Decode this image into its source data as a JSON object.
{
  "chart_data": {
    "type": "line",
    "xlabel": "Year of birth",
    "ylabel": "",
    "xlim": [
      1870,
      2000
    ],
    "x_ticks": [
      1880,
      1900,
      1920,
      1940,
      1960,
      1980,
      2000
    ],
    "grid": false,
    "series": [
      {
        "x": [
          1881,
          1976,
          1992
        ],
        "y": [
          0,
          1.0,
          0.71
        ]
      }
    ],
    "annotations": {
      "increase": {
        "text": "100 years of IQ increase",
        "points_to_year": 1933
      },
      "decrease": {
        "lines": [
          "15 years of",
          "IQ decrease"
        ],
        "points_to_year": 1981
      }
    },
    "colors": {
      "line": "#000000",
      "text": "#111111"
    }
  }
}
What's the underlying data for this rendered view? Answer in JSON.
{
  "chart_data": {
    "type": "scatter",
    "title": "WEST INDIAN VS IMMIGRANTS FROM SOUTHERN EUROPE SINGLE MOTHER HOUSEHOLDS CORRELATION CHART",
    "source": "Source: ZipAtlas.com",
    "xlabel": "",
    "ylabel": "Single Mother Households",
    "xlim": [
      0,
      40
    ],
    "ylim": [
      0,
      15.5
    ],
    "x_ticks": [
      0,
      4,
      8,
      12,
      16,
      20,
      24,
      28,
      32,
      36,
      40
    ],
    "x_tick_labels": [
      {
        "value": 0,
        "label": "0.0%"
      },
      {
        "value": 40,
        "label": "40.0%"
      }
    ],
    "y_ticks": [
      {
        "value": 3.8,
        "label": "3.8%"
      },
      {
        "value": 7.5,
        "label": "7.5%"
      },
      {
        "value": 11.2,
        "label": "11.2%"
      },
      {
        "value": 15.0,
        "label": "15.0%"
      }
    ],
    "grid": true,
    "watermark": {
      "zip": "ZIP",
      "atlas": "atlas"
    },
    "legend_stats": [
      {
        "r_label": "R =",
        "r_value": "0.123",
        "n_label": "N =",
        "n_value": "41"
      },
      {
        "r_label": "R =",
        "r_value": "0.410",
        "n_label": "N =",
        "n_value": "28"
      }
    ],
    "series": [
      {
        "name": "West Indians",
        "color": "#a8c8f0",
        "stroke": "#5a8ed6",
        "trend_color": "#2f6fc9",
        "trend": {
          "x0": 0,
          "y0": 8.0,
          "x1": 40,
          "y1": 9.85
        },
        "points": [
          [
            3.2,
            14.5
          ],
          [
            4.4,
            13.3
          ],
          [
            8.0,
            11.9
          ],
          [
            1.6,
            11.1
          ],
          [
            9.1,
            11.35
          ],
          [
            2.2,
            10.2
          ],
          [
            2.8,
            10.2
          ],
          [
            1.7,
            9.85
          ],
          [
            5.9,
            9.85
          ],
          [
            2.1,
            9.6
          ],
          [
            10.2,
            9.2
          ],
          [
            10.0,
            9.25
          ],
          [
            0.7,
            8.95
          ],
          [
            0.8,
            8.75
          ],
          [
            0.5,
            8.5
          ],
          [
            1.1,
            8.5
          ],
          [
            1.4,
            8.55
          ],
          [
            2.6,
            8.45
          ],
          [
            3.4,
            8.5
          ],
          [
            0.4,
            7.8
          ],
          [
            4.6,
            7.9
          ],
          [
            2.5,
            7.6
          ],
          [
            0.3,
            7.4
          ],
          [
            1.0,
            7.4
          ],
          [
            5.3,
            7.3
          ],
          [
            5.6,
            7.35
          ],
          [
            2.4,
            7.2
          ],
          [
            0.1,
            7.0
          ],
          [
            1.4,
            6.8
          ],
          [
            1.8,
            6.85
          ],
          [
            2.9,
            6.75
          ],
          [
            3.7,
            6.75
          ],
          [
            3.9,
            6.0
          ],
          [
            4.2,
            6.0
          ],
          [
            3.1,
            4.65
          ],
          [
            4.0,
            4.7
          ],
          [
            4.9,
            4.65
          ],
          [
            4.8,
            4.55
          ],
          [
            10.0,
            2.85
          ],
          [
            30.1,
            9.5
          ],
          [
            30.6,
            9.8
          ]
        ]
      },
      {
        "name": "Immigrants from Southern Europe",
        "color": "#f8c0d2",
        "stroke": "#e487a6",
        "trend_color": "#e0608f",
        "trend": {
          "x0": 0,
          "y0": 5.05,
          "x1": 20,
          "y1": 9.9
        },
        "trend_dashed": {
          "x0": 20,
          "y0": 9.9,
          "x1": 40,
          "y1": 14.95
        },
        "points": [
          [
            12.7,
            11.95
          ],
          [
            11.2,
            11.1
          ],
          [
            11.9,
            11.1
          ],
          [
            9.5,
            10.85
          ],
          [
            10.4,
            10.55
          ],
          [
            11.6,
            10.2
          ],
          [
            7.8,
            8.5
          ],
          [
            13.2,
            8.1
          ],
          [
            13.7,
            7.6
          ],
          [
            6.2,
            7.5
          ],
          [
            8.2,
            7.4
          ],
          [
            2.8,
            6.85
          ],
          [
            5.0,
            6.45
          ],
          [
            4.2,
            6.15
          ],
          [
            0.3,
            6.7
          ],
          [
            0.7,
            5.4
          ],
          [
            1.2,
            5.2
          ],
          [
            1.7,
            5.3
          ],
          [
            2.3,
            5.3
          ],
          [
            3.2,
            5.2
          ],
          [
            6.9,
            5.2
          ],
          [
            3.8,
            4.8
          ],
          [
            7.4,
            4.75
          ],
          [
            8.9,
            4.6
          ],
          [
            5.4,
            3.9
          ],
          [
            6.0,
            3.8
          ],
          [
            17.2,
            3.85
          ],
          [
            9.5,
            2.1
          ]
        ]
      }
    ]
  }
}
━━━━━━
:: WORK REQUIRED ::
Please give back all of the records exactly as written.

:: RESPONSE ::
Decode this image into its source data as a JSON object.
{
  "chart_data": {
    "type": "line",
    "xlabel": "Year of birth",
    "ylabel": "",
    "xlim": [
      1870,
      2000
    ],
    "x_ticks": [
      1880,
      1900,
      1920,
      1940,
      1960,
      1980,
      2000
    ],
    "grid": false,
    "series": [
      {
        "x": [
          1881,
          1976,
          1992
        ],
        "y": [
          0,
          1.0,
          0.71
        ]
      }
    ],
    "annotations": {
      "increase": {
        "text": "100 years of IQ increase",
        "points_to_year": 1933
      },
      "decrease": {
        "lines": [
          "15 years of",
          "IQ decrease"
        ],
        "points_to_year": 1981
      }
    },
    "colors": {
      "line": "#000000",
      "text": "#111111"
    }
  }
}
What's the underlying data for this rendered view? Answer in JSON.
{
  "chart_data": {
    "type": "scatter",
    "title": "WEST INDIAN VS IMMIGRANTS FROM SOUTHERN EUROPE SINGLE MOTHER HOUSEHOLDS CORRELATION CHART",
    "source": "Source: ZipAtlas.com",
    "xlabel": "",
    "ylabel": "Single Mother Households",
    "xlim": [
      0,
      40
    ],
    "ylim": [
      0,
      15.5
    ],
    "x_ticks": [
      0,
      4,
      8,
      12,
      16,
      20,
      24,
      28,
      32,
      36,
      40
    ],
    "x_tick_labels": [
      {
        "value": 0,
        "label": "0.0%"
      },
      {
        "value": 40,
        "label": "40.0%"
      }
    ],
    "y_ticks": [
      {
        "value": 3.8,
        "label": "3.8%"
      },
      {
        "value": 7.5,
        "label": "7.5%"
      },
      {
        "value": 11.2,
        "label": "11.2%"
      },
      {
        "value": 15.0,
        "label": "15.0%"
      }
    ],
    "grid": true,
    "watermark": {
      "zip": "ZIP",
      "atlas": "atlas"
    },
    "legend_stats": [
      {
        "r_label": "R =",
        "r_value": "0.123",
        "n_label": "N =",
        "n_value": "41"
      },
      {
        "r_label": "R =",
        "r_value": "0.410",
        "n_label": "N =",
        "n_value": "28"
      }
    ],
    "series": [
      {
        "name": "West Indians",
        "color": "#a8c8f0",
        "stroke": "#5a8ed6",
        "trend_color": "#2f6fc9",
        "trend": {
          "x0": 0,
          "y0": 8.0,
          "x1": 40,
          "y1": 9.85
        },
        "points": [
          [
            3.2,
            14.5
          ],
          [
            4.4,
            13.3
          ],
          [
            8.0,
            11.9
          ],
          [
            1.6,
            11.1
          ],
          [
            9.1,
            11.35
          ],
          [
            2.2,
            10.2
          ],
          [
            2.8,
            10.2
          ],
          [
            1.7,
            9.85
          ],
          [
            5.9,
            9.85
          ],
          [
            2.1,
            9.6
          ],
          [
            10.2,
            9.2
          ],
          [
            10.0,
            9.25
          ],
          [
            0.7,
            8.95
          ],
          [
            0.8,
            8.75
          ],
          [
            0.5,
            8.5
          ],
          [
            1.1,
            8.5
          ],
          [
            1.4,
            8.55
          ],
          [
            2.6,
            8.45
          ],
          [
            3.4,
            8.5
          ],
          [
            0.4,
            7.8
          ],
          [
            4.6,
            7.9
          ],
          [
            2.5,
            7.6
          ],
          [
            0.3,
            7.4
          ],
          [
            1.0,
            7.4
          ],
          [
            5.3,
            7.3
          ],
          [
            5.6,
            7.35
          ],
          [
            2.4,
            7.2
          ],
          [
            0.1,
            7.0
          ],
          [
            1.4,
            6.8
          ],
          [
            1.8,
            6.85
          ],
          [
            2.9,
            6.75
          ],
          [
            3.7,
            6.75
          ],
          [
            3.9,
            6.0
          ],
          [
            4.2,
            6.0
          ],
          [
            3.1,
            4.65
          ],
          [
            4.0,
            4.7
          ],
          [
            4.9,
            4.65
          ],
          [
            4.8,
            4.55
          ],
          [
            10.0,
            2.85
          ],
          [
            30.1,
            9.5
          ],
          [
            30.6,
            9.8
          ]
        ]
      },
      {
        "name": "Immigrants from Southern Europe",
        "color": "#f8c0d2",
        "stroke": "#e487a6",
        "trend_color": "#e0608f",
        "trend": {
          "x0": 0,
          "y0": 5.05,
          "x1": 20,
          "y1": 9.9
        },
        "trend_dashed": {
          "x0": 20,
          "y0": 9.9,
          "x1": 40,
          "y1": 14.95
        },
        "points": [
          [
            12.7,
            11.95
          ],
          [
            11.2,
            11.1
          ],
          [
            11.9,
            11.1
          ],
          [
            9.5,
            10.85
          ],
          [
            10.4,
            10.55
          ],
          [
            11.6,
            10.2
          ],
          [
            7.8,
            8.5
          ],
          [
            13.2,
            8.1
          ],
          [
            13.7,
            7.6
          ],
          [
            6.2,
            7.5
          ],
          [
            8.2,
            7.4
          ],
          [
            2.8,
            6.85
          ],
          [
            5.0,
            6.45
          ],
          [
            4.2,
            6.15
          ],
          [
            0.3,
            6.7
          ],
          [
            0.7,
            5.4
          ],
          [
            1.2,
            5.2
          ],
          [
            1.7,
            5.3
          ],
          [
            2.3,
            5.3
          ],
          [
            3.2,
            5.2
          ],
          [
            6.9,
            5.2
          ],
          [
            3.8,
            4.8
          ],
          [
            7.4,
            4.75
          ],
          [
            8.9,
            4.6
          ],
          [
            5.4,
            3.9
          ],
          [
            6.0,
            3.8
          ],
          [
            17.2,
            3.85
          ],
          [
            9.5,
            2.1
          ]
        ]
      }
    ]
  }
}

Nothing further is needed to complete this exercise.